Quote, verbatim, all material below, without pictures.

▸ **RECORDS SHOWN**:
* * * *
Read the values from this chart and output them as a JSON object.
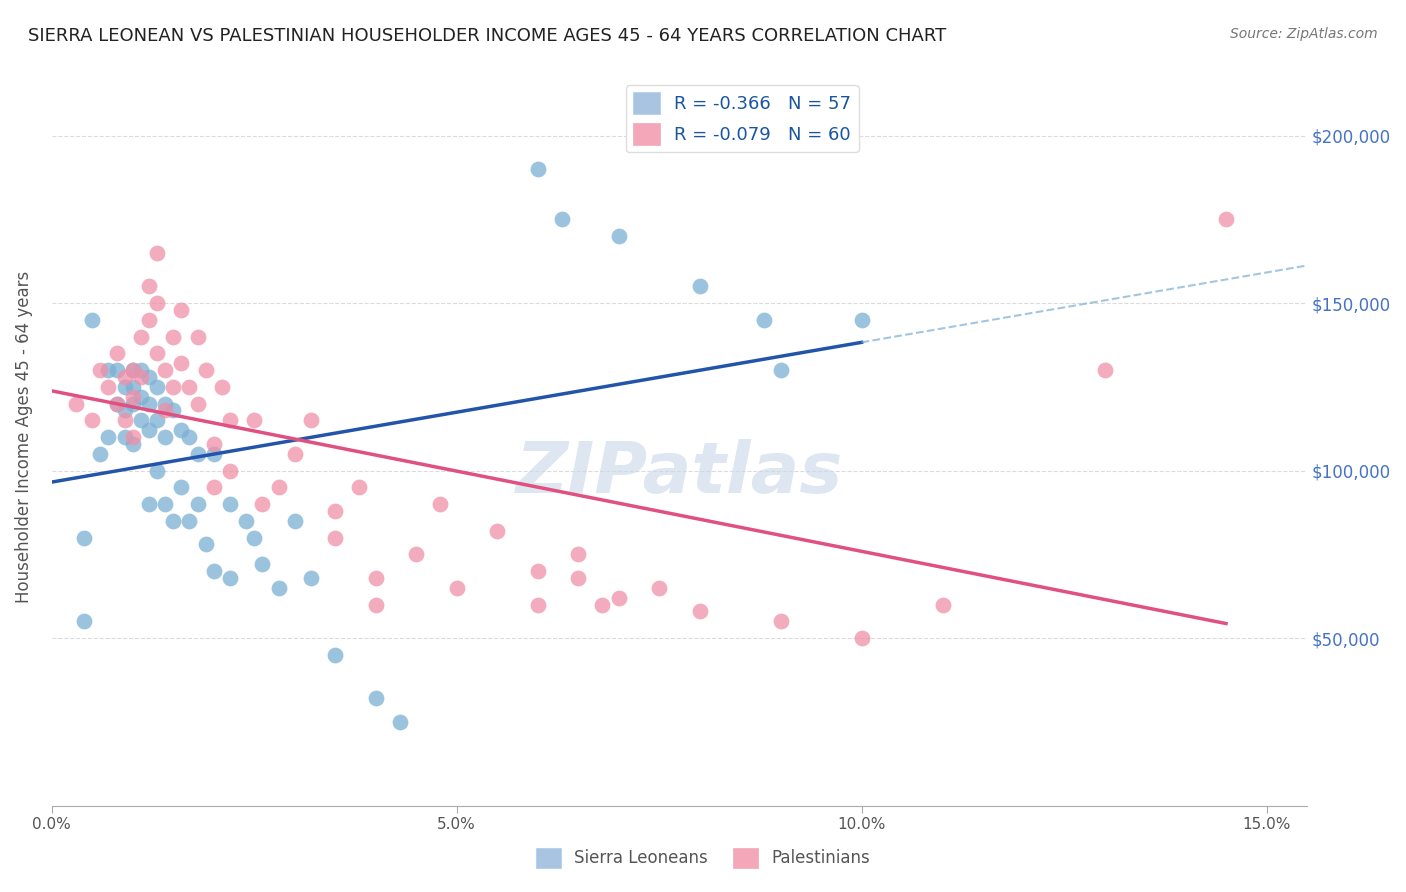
{
  "title": "SIERRA LEONEAN VS PALESTINIAN HOUSEHOLDER INCOME AGES 45 - 64 YEARS CORRELATION CHART",
  "source": "Source: ZipAtlas.com",
  "ylabel": "Householder Income Ages 45 - 64 years",
  "ytick_labels": [
    "$50,000",
    "$100,000",
    "$150,000",
    "$200,000"
  ],
  "ytick_values": [
    50000,
    100000,
    150000,
    200000
  ],
  "ylim": [
    0,
    220000
  ],
  "xlim": [
    0.0,
    0.155
  ],
  "legend_label1": "R = -0.366   N = 57",
  "legend_label2": "R = -0.079   N = 60",
  "legend_color1": "#a8c4e0",
  "legend_color2": "#f4a7b9",
  "scatter_color1": "#7bafd4",
  "scatter_color2": "#f08fa8",
  "line_color1": "#2255aa",
  "line_color2": "#e05080",
  "watermark": "ZIPatlas",
  "watermark_color": "#c8d8e8",
  "sl_x": [
    0.004,
    0.004,
    0.005,
    0.006,
    0.007,
    0.007,
    0.008,
    0.008,
    0.009,
    0.009,
    0.009,
    0.01,
    0.01,
    0.01,
    0.01,
    0.011,
    0.011,
    0.011,
    0.012,
    0.012,
    0.012,
    0.012,
    0.013,
    0.013,
    0.013,
    0.014,
    0.014,
    0.014,
    0.015,
    0.015,
    0.016,
    0.016,
    0.017,
    0.017,
    0.018,
    0.018,
    0.019,
    0.02,
    0.02,
    0.022,
    0.022,
    0.024,
    0.025,
    0.026,
    0.028,
    0.03,
    0.032,
    0.035,
    0.04,
    0.043,
    0.06,
    0.063,
    0.07,
    0.08,
    0.088,
    0.09,
    0.1
  ],
  "sl_y": [
    80000,
    55000,
    145000,
    105000,
    130000,
    110000,
    130000,
    120000,
    125000,
    118000,
    110000,
    130000,
    125000,
    120000,
    108000,
    130000,
    122000,
    115000,
    128000,
    120000,
    112000,
    90000,
    125000,
    115000,
    100000,
    120000,
    110000,
    90000,
    118000,
    85000,
    112000,
    95000,
    110000,
    85000,
    105000,
    90000,
    78000,
    105000,
    70000,
    90000,
    68000,
    85000,
    80000,
    72000,
    65000,
    85000,
    68000,
    45000,
    32000,
    25000,
    190000,
    175000,
    170000,
    155000,
    145000,
    130000,
    145000
  ],
  "pal_x": [
    0.003,
    0.005,
    0.006,
    0.007,
    0.008,
    0.008,
    0.009,
    0.009,
    0.01,
    0.01,
    0.01,
    0.011,
    0.011,
    0.012,
    0.012,
    0.013,
    0.013,
    0.013,
    0.014,
    0.014,
    0.015,
    0.015,
    0.016,
    0.016,
    0.017,
    0.018,
    0.018,
    0.019,
    0.02,
    0.02,
    0.021,
    0.022,
    0.022,
    0.025,
    0.026,
    0.028,
    0.03,
    0.032,
    0.035,
    0.035,
    0.038,
    0.04,
    0.04,
    0.045,
    0.048,
    0.05,
    0.055,
    0.06,
    0.06,
    0.065,
    0.065,
    0.068,
    0.07,
    0.075,
    0.08,
    0.09,
    0.1,
    0.11,
    0.13,
    0.145
  ],
  "pal_y": [
    120000,
    115000,
    130000,
    125000,
    135000,
    120000,
    128000,
    115000,
    130000,
    122000,
    110000,
    140000,
    128000,
    155000,
    145000,
    165000,
    150000,
    135000,
    130000,
    118000,
    140000,
    125000,
    148000,
    132000,
    125000,
    140000,
    120000,
    130000,
    108000,
    95000,
    125000,
    115000,
    100000,
    115000,
    90000,
    95000,
    105000,
    115000,
    88000,
    80000,
    95000,
    68000,
    60000,
    75000,
    90000,
    65000,
    82000,
    70000,
    60000,
    75000,
    68000,
    60000,
    62000,
    65000,
    58000,
    55000,
    50000,
    60000,
    130000,
    175000
  ]
}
* * * *
▸ **ANSWER TO THE TASK**:
Read the values from this chart and output them as a JSON object.
{
  "title": "SIERRA LEONEAN VS PALESTINIAN HOUSEHOLDER INCOME AGES 45 - 64 YEARS CORRELATION CHART",
  "source": "Source: ZipAtlas.com",
  "ylabel": "Householder Income Ages 45 - 64 years",
  "ytick_labels": [
    "$50,000",
    "$100,000",
    "$150,000",
    "$200,000"
  ],
  "ytick_values": [
    50000,
    100000,
    150000,
    200000
  ],
  "ylim": [
    0,
    220000
  ],
  "xlim": [
    0.0,
    0.155
  ],
  "legend_label1": "R = -0.366   N = 57",
  "legend_label2": "R = -0.079   N = 60",
  "legend_color1": "#a8c4e0",
  "legend_color2": "#f4a7b9",
  "scatter_color1": "#7bafd4",
  "scatter_color2": "#f08fa8",
  "line_color1": "#2255aa",
  "line_color2": "#e05080",
  "watermark": "ZIPatlas",
  "watermark_color": "#c8d8e8",
  "sl_x": [
    0.004,
    0.004,
    0.005,
    0.006,
    0.007,
    0.007,
    0.008,
    0.008,
    0.009,
    0.009,
    0.009,
    0.01,
    0.01,
    0.01,
    0.01,
    0.011,
    0.011,
    0.011,
    0.012,
    0.012,
    0.012,
    0.012,
    0.013,
    0.013,
    0.013,
    0.014,
    0.014,
    0.014,
    0.015,
    0.015,
    0.016,
    0.016,
    0.017,
    0.017,
    0.018,
    0.018,
    0.019,
    0.02,
    0.02,
    0.022,
    0.022,
    0.024,
    0.025,
    0.026,
    0.028,
    0.03,
    0.032,
    0.035,
    0.04,
    0.043,
    0.06,
    0.063,
    0.07,
    0.08,
    0.088,
    0.09,
    0.1
  ],
  "sl_y": [
    80000,
    55000,
    145000,
    105000,
    130000,
    110000,
    130000,
    120000,
    125000,
    118000,
    110000,
    130000,
    125000,
    120000,
    108000,
    130000,
    122000,
    115000,
    128000,
    120000,
    112000,
    90000,
    125000,
    115000,
    100000,
    120000,
    110000,
    90000,
    118000,
    85000,
    112000,
    95000,
    110000,
    85000,
    105000,
    90000,
    78000,
    105000,
    70000,
    90000,
    68000,
    85000,
    80000,
    72000,
    65000,
    85000,
    68000,
    45000,
    32000,
    25000,
    190000,
    175000,
    170000,
    155000,
    145000,
    130000,
    145000
  ],
  "pal_x": [
    0.003,
    0.005,
    0.006,
    0.007,
    0.008,
    0.008,
    0.009,
    0.009,
    0.01,
    0.01,
    0.01,
    0.011,
    0.011,
    0.012,
    0.012,
    0.013,
    0.013,
    0.013,
    0.014,
    0.014,
    0.015,
    0.015,
    0.016,
    0.016,
    0.017,
    0.018,
    0.018,
    0.019,
    0.02,
    0.02,
    0.021,
    0.022,
    0.022,
    0.025,
    0.026,
    0.028,
    0.03,
    0.032,
    0.035,
    0.035,
    0.038,
    0.04,
    0.04,
    0.045,
    0.048,
    0.05,
    0.055,
    0.06,
    0.06,
    0.065,
    0.065,
    0.068,
    0.07,
    0.075,
    0.08,
    0.09,
    0.1,
    0.11,
    0.13,
    0.145
  ],
  "pal_y": [
    120000,
    115000,
    130000,
    125000,
    135000,
    120000,
    128000,
    115000,
    130000,
    122000,
    110000,
    140000,
    128000,
    155000,
    145000,
    165000,
    150000,
    135000,
    130000,
    118000,
    140000,
    125000,
    148000,
    132000,
    125000,
    140000,
    120000,
    130000,
    108000,
    95000,
    125000,
    115000,
    100000,
    115000,
    90000,
    95000,
    105000,
    115000,
    88000,
    80000,
    95000,
    68000,
    60000,
    75000,
    90000,
    65000,
    82000,
    70000,
    60000,
    75000,
    68000,
    60000,
    62000,
    65000,
    58000,
    55000,
    50000,
    60000,
    130000,
    175000
  ]
}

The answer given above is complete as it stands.